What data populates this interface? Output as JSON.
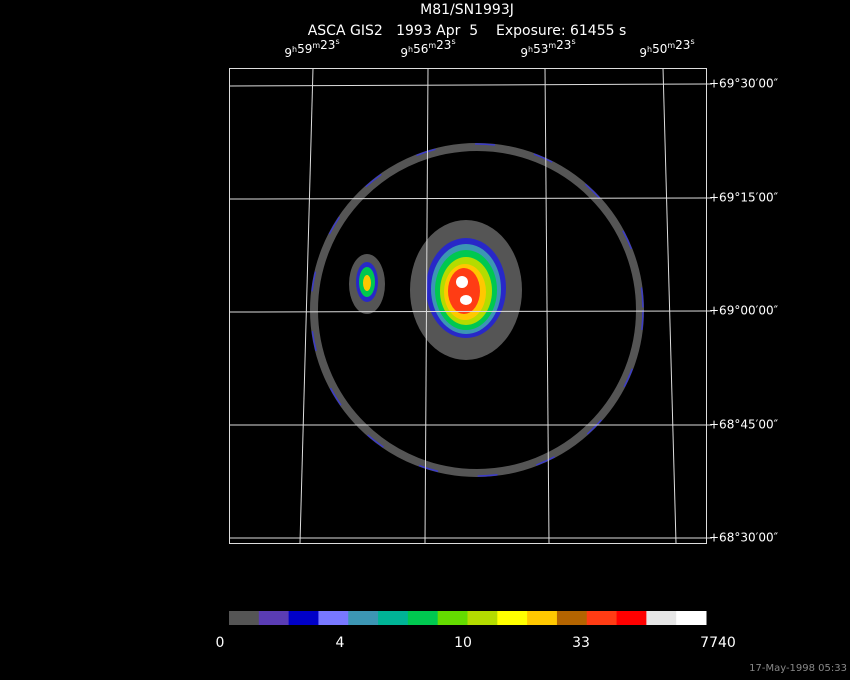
{
  "header": {
    "title": "M81/SN1993J",
    "subtitle": "ASCA GIS2   1993 Apr  5    Exposure: 61455 s"
  },
  "ra_units": [
    "h",
    "m",
    "s"
  ],
  "ra_labels": [
    [
      "9",
      "59",
      "23"
    ],
    [
      "9",
      "56",
      "23"
    ],
    [
      "9",
      "53",
      "23"
    ],
    [
      "9",
      "50",
      "23"
    ]
  ],
  "dec_labels": [
    "+69°30′00″",
    "+69°15′00″",
    "+69°00′00″",
    "+68°45′00″",
    "+68°30′00″"
  ],
  "colorbar": {
    "colors": [
      "#555555",
      "#5a3cb4",
      "#0000c8",
      "#7878ff",
      "#3c96b4",
      "#00b496",
      "#00c850",
      "#64dc00",
      "#b4dc00",
      "#ffff00",
      "#ffc800",
      "#b46400",
      "#ff3c14",
      "#ff0000",
      "#e6e6e6",
      "#ffffff"
    ],
    "labels": [
      0,
      4,
      10,
      33,
      7740
    ]
  },
  "timestamp": "17-May-1998 05:33"
}
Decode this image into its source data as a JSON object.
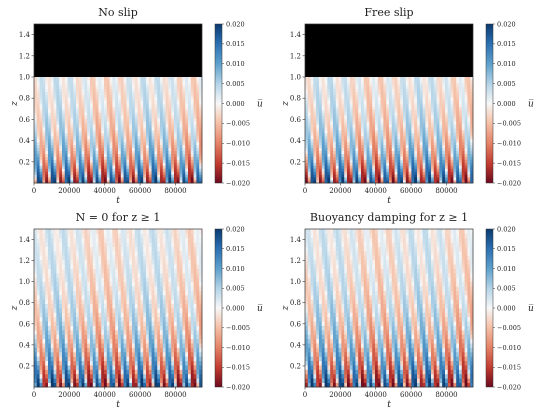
{
  "chart_data": [
    {
      "type": "heatmap",
      "title": "No slip",
      "xlabel": "t",
      "ylabel": "z",
      "xlim": [
        0,
        95000
      ],
      "ylim": [
        0,
        1.5
      ],
      "xticks": [
        0,
        20000,
        40000,
        60000,
        80000
      ],
      "xtick_labels": [
        "0",
        "20000",
        "40000",
        "60000",
        "80000"
      ],
      "yticks": [
        0.2,
        0.4,
        0.6,
        0.8,
        1.0,
        1.2,
        1.4
      ],
      "ytick_labels": [
        "0.2",
        "0.4",
        "0.6",
        "0.8",
        "1.0",
        "1.2",
        "1.4"
      ],
      "masked_region": {
        "z_from": 1.0,
        "z_to": 1.5,
        "color": "#000000"
      },
      "colorbar": {
        "label": "u̅",
        "range": [
          -0.02,
          0.02
        ],
        "ticks": [
          "0.020",
          "0.015",
          "0.010",
          "0.005",
          "0.000",
          "−0.005",
          "−0.010",
          "−0.015",
          "−0.020"
        ]
      },
      "field": {
        "band_period": 8200,
        "phase": 1200,
        "decay_height": 0.32,
        "top_extent": 1.0
      }
    },
    {
      "type": "heatmap",
      "title": "Free slip",
      "xlabel": "t",
      "ylabel": "z",
      "xlim": [
        0,
        95000
      ],
      "ylim": [
        0,
        1.5
      ],
      "xticks": [
        0,
        20000,
        40000,
        60000,
        80000
      ],
      "xtick_labels": [
        "0",
        "20000",
        "40000",
        "60000",
        "80000"
      ],
      "yticks": [
        0.2,
        0.4,
        0.6,
        0.8,
        1.0,
        1.2,
        1.4
      ],
      "ytick_labels": [
        "0.2",
        "0.4",
        "0.6",
        "0.8",
        "1.0",
        "1.2",
        "1.4"
      ],
      "masked_region": {
        "z_from": 1.0,
        "z_to": 1.5,
        "color": "#000000"
      },
      "colorbar": {
        "label": "u̅",
        "range": [
          -0.02,
          0.02
        ],
        "ticks": [
          "0.020",
          "0.015",
          "0.010",
          "0.005",
          "0.000",
          "−0.005",
          "−0.010",
          "−0.015",
          "−0.020"
        ]
      },
      "field": {
        "band_period": 8200,
        "phase": 3000,
        "decay_height": 0.34,
        "top_extent": 1.0
      }
    },
    {
      "type": "heatmap",
      "title": "N = 0 for z ≥ 1",
      "xlabel": "t",
      "ylabel": "z",
      "xlim": [
        0,
        95000
      ],
      "ylim": [
        0,
        1.5
      ],
      "xticks": [
        0,
        20000,
        40000,
        60000,
        80000
      ],
      "xtick_labels": [
        "0",
        "20000",
        "40000",
        "60000",
        "80000"
      ],
      "yticks": [
        0.2,
        0.4,
        0.6,
        0.8,
        1.0,
        1.2,
        1.4
      ],
      "ytick_labels": [
        "0.2",
        "0.4",
        "0.6",
        "0.8",
        "1.0",
        "1.2",
        "1.4"
      ],
      "masked_region": null,
      "colorbar": {
        "label": "u̅",
        "range": [
          -0.02,
          0.02
        ],
        "ticks": [
          "0.020",
          "0.015",
          "0.010",
          "0.005",
          "0.000",
          "−0.005",
          "−0.010",
          "−0.015",
          "−0.020"
        ]
      },
      "field": {
        "band_period": 8400,
        "phase": 500,
        "decay_height": 0.42,
        "top_extent": 1.5
      }
    },
    {
      "type": "heatmap",
      "title": "Buoyancy damping for z ≥ 1",
      "xlabel": "t",
      "ylabel": "z",
      "xlim": [
        0,
        95000
      ],
      "ylim": [
        0,
        1.5
      ],
      "xticks": [
        0,
        20000,
        40000,
        60000,
        80000
      ],
      "xtick_labels": [
        "0",
        "20000",
        "40000",
        "60000",
        "80000"
      ],
      "yticks": [
        0.2,
        0.4,
        0.6,
        0.8,
        1.0,
        1.2,
        1.4
      ],
      "ytick_labels": [
        "0.2",
        "0.4",
        "0.6",
        "0.8",
        "1.0",
        "1.2",
        "1.4"
      ],
      "masked_region": null,
      "colorbar": {
        "label": "u̅",
        "range": [
          -0.02,
          0.02
        ],
        "ticks": [
          "0.020",
          "0.015",
          "0.010",
          "0.005",
          "0.000",
          "−0.005",
          "−0.010",
          "−0.015",
          "−0.020"
        ]
      },
      "field": {
        "band_period": 8300,
        "phase": 2200,
        "decay_height": 0.45,
        "top_extent": 1.5
      }
    }
  ],
  "colors": {
    "positive": "#1f4e8c",
    "negative": "#a8172b",
    "zero": "#f7f7f7",
    "mask": "#000000"
  }
}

..............................

[YOUR GOAL]: Restate the whole listing above exactly, except for its images.

[THE COMPLETED TASK]:
What data populates this interface? Output as JSON.
{
  "header": {
    "title": "M81/SN1993J",
    "subtitle": "ASCA GIS2   1993 Apr  5    Exposure: 61455 s"
  },
  "ra_units": [
    "h",
    "m",
    "s"
  ],
  "ra_labels": [
    [
      "9",
      "59",
      "23"
    ],
    [
      "9",
      "56",
      "23"
    ],
    [
      "9",
      "53",
      "23"
    ],
    [
      "9",
      "50",
      "23"
    ]
  ],
  "dec_labels": [
    "+69°30′00″",
    "+69°15′00″",
    "+69°00′00″",
    "+68°45′00″",
    "+68°30′00″"
  ],
  "colorbar": {
    "colors": [
      "#555555",
      "#5a3cb4",
      "#0000c8",
      "#7878ff",
      "#3c96b4",
      "#00b496",
      "#00c850",
      "#64dc00",
      "#b4dc00",
      "#ffff00",
      "#ffc800",
      "#b46400",
      "#ff3c14",
      "#ff0000",
      "#e6e6e6",
      "#ffffff"
    ],
    "labels": [
      0,
      4,
      10,
      33,
      7740
    ]
  },
  "timestamp": "17-May-1998 05:33"
}
Decode this image into its source data as a JSON object.
{
  "chart_data": [
    {
      "type": "heatmap",
      "title": "No slip",
      "xlabel": "t",
      "ylabel": "z",
      "xlim": [
        0,
        95000
      ],
      "ylim": [
        0,
        1.5
      ],
      "xticks": [
        0,
        20000,
        40000,
        60000,
        80000
      ],
      "xtick_labels": [
        "0",
        "20000",
        "40000",
        "60000",
        "80000"
      ],
      "yticks": [
        0.2,
        0.4,
        0.6,
        0.8,
        1.0,
        1.2,
        1.4
      ],
      "ytick_labels": [
        "0.2",
        "0.4",
        "0.6",
        "0.8",
        "1.0",
        "1.2",
        "1.4"
      ],
      "masked_region": {
        "z_from": 1.0,
        "z_to": 1.5,
        "color": "#000000"
      },
      "colorbar": {
        "label": "u̅",
        "range": [
          -0.02,
          0.02
        ],
        "ticks": [
          "0.020",
          "0.015",
          "0.010",
          "0.005",
          "0.000",
          "−0.005",
          "−0.010",
          "−0.015",
          "−0.020"
        ]
      },
      "field": {
        "band_period": 8200,
        "phase": 1200,
        "decay_height": 0.32,
        "top_extent": 1.0
      }
    },
    {
      "type": "heatmap",
      "title": "Free slip",
      "xlabel": "t",
      "ylabel": "z",
      "xlim": [
        0,
        95000
      ],
      "ylim": [
        0,
        1.5
      ],
      "xticks": [
        0,
        20000,
        40000,
        60000,
        80000
      ],
      "xtick_labels": [
        "0",
        "20000",
        "40000",
        "60000",
        "80000"
      ],
      "yticks": [
        0.2,
        0.4,
        0.6,
        0.8,
        1.0,
        1.2,
        1.4
      ],
      "ytick_labels": [
        "0.2",
        "0.4",
        "0.6",
        "0.8",
        "1.0",
        "1.2",
        "1.4"
      ],
      "masked_region": {
        "z_from": 1.0,
        "z_to": 1.5,
        "color": "#000000"
      },
      "colorbar": {
        "label": "u̅",
        "range": [
          -0.02,
          0.02
        ],
        "ticks": [
          "0.020",
          "0.015",
          "0.010",
          "0.005",
          "0.000",
          "−0.005",
          "−0.010",
          "−0.015",
          "−0.020"
        ]
      },
      "field": {
        "band_period": 8200,
        "phase": 3000,
        "decay_height": 0.34,
        "top_extent": 1.0
      }
    },
    {
      "type": "heatmap",
      "title": "N = 0 for z ≥ 1",
      "xlabel": "t",
      "ylabel": "z",
      "xlim": [
        0,
        95000
      ],
      "ylim": [
        0,
        1.5
      ],
      "xticks": [
        0,
        20000,
        40000,
        60000,
        80000
      ],
      "xtick_labels": [
        "0",
        "20000",
        "40000",
        "60000",
        "80000"
      ],
      "yticks": [
        0.2,
        0.4,
        0.6,
        0.8,
        1.0,
        1.2,
        1.4
      ],
      "ytick_labels": [
        "0.2",
        "0.4",
        "0.6",
        "0.8",
        "1.0",
        "1.2",
        "1.4"
      ],
      "masked_region": null,
      "colorbar": {
        "label": "u̅",
        "range": [
          -0.02,
          0.02
        ],
        "ticks": [
          "0.020",
          "0.015",
          "0.010",
          "0.005",
          "0.000",
          "−0.005",
          "−0.010",
          "−0.015",
          "−0.020"
        ]
      },
      "field": {
        "band_period": 8400,
        "phase": 500,
        "decay_height": 0.42,
        "top_extent": 1.5
      }
    },
    {
      "type": "heatmap",
      "title": "Buoyancy damping for z ≥ 1",
      "xlabel": "t",
      "ylabel": "z",
      "xlim": [
        0,
        95000
      ],
      "ylim": [
        0,
        1.5
      ],
      "xticks": [
        0,
        20000,
        40000,
        60000,
        80000
      ],
      "xtick_labels": [
        "0",
        "20000",
        "40000",
        "60000",
        "80000"
      ],
      "yticks": [
        0.2,
        0.4,
        0.6,
        0.8,
        1.0,
        1.2,
        1.4
      ],
      "ytick_labels": [
        "0.2",
        "0.4",
        "0.6",
        "0.8",
        "1.0",
        "1.2",
        "1.4"
      ],
      "masked_region": null,
      "colorbar": {
        "label": "u̅",
        "range": [
          -0.02,
          0.02
        ],
        "ticks": [
          "0.020",
          "0.015",
          "0.010",
          "0.005",
          "0.000",
          "−0.005",
          "−0.010",
          "−0.015",
          "−0.020"
        ]
      },
      "field": {
        "band_period": 8300,
        "phase": 2200,
        "decay_height": 0.45,
        "top_extent": 1.5
      }
    }
  ],
  "colors": {
    "positive": "#1f4e8c",
    "negative": "#a8172b",
    "zero": "#f7f7f7",
    "mask": "#000000"
  }
}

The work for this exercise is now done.